> _Teks yang Diberikan_
* * *

PPDB, Sistem Zonasi Tak Jamin Pendidikan Bagi Rakyat!

Oleh : Mardina, S.Pd

Penerimaan peserta diidk baru atau yang lebih di kenal dengan istilah PPDB. Merupakan sebuah sistem terpadu dalam dunia pendidikan, dimana setiap siswa yang ingin melanjutkan pendidikannya ketingkat dasar sampai menengah pasti akan mengikuti kegiatan ini. 

Sepintas PPDB terlihat bukanlah sebuah masalah, karena masyarakat berpikir bahwa PPDB hanyalah istilah yg digunakan di dalam dunia pendidikan saja. Namun ternyata, di balik istilah itu ada syarat dan ketentuan yang berlaku.  PPDB diketahui memakai sistem Zonasi yang artinya ada batasan tertentu yang membuat PPDB akhirnya menjadi sebuah masalah di mata masyarakat. 

Berdasarkan Permendikbud Nomor 44 Tahun 2019 Pasal 25 ayat (1) Seleksi calon peserta didik baru kelas 7 (tujuh) SMP dan kelas 10 (sepuluh) SMA dilakukan dengan memprioritaskan jarak tempat tinggal terdekat ke Sekolah dalam wilayah zonasi yang ditetapkan. Ayat (2) Jika jarak tempat tinggal calon peserta didik dengan Sekolah sebagaimana dimaksud pada ayat (1) sama, maka seleksi untuk pemenuhan kuota/daya tampung terakhir menggunakan usia peserta didik yang lebih tua berdasarkan surat keterangan lahir atau akta kelahiran.

* * *

> _Uraian Tugas_
Teruskan teks tentang PPDB dan sistem zonasi di atas, dimulai setelah kalimat terakhirnya.

* * *

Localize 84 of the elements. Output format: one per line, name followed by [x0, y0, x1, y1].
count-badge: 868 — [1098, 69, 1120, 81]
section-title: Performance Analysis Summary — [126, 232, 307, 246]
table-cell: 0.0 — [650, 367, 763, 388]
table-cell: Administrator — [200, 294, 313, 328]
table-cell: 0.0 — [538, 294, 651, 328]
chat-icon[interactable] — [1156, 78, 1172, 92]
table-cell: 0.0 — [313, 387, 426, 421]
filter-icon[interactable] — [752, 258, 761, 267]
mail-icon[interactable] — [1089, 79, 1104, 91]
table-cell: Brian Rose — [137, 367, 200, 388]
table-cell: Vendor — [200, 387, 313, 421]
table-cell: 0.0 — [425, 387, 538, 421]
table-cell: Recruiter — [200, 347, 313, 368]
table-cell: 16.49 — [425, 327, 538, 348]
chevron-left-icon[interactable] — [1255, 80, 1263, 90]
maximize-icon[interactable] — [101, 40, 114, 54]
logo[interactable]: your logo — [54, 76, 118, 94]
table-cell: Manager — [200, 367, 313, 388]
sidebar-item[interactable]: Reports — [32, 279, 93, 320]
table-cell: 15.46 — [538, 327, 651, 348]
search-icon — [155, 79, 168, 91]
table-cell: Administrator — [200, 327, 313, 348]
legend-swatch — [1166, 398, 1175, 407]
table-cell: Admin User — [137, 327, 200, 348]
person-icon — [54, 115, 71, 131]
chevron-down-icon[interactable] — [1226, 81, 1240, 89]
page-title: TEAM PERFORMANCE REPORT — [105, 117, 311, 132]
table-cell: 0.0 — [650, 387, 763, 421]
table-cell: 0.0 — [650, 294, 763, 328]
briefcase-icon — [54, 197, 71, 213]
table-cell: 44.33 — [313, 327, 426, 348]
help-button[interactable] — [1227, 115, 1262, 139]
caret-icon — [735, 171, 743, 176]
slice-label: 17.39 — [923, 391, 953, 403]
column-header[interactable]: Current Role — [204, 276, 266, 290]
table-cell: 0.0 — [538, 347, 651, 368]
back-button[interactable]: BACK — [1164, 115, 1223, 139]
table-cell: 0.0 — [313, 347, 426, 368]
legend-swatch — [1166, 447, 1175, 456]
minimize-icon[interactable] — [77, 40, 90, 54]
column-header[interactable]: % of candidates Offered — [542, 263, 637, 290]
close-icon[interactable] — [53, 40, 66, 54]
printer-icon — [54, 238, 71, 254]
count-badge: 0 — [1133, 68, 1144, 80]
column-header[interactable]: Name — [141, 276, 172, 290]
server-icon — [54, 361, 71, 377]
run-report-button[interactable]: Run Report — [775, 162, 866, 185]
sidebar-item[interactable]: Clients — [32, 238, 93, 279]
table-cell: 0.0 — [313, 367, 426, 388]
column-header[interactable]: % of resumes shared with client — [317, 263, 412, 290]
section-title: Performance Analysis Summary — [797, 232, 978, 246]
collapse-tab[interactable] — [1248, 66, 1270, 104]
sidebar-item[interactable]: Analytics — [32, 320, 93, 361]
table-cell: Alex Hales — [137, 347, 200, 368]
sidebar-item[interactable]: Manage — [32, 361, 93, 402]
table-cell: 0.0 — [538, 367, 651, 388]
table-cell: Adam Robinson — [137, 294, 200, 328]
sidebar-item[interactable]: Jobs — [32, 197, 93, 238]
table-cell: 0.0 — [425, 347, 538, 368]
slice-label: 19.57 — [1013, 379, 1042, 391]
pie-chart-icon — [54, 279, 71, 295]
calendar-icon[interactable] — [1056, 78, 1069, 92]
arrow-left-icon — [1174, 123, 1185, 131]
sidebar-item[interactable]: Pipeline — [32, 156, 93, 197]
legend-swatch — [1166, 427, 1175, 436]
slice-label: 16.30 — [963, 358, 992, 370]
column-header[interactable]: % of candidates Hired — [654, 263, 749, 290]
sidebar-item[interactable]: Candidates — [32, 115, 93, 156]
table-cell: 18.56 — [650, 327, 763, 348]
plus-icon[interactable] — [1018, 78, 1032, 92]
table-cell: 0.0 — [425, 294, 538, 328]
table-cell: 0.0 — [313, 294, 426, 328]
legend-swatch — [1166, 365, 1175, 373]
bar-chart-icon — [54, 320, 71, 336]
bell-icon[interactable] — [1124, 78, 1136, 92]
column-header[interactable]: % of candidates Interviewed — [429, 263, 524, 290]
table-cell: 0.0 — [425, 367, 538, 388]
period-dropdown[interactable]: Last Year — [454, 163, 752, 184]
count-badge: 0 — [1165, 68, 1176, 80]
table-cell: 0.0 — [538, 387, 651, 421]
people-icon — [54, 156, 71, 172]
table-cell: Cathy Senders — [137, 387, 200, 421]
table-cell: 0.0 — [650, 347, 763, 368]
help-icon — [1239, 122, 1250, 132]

* * *

> _Jawaban Tertulis_
Seperti yang dilansir oleh (vivanews.com/28/06/2020) tentang pembatasan usia anak yang dibolehkan untuk bersekolah ketingkat dasar” Komisi Nasional Perlindungan Anak meminta Penerimaan Peserta Didik Baru (PPDB) DKI Jakarta tahun ini dibatalkan atau diulang. Alasannya, kebijakan batas usia yang diterapkan Dinas Pendidikan DKI Jakarta dinilai bertentangan dengan Permendikbud Nomor 44 Tahun 2019. Komnas Anak mendapat banyak laporan terkait syarat usia tersebut. Imbasnya, banyak siswa yang tidak mendapatkan sekolah padahal siswa tersebut memiliki nilai akademik yang tinggi. Menurutnya, banyak laporan dan protes dari orang tua siswa terhadap mekanisme pembatasan usia pada sistem PPDB, sehingga menuntut agar Menteri Pendidikan dan Kebudayaan membatalkan proses PPDB DKI Jakarta dan mengulang kembali proses penerimaan murid.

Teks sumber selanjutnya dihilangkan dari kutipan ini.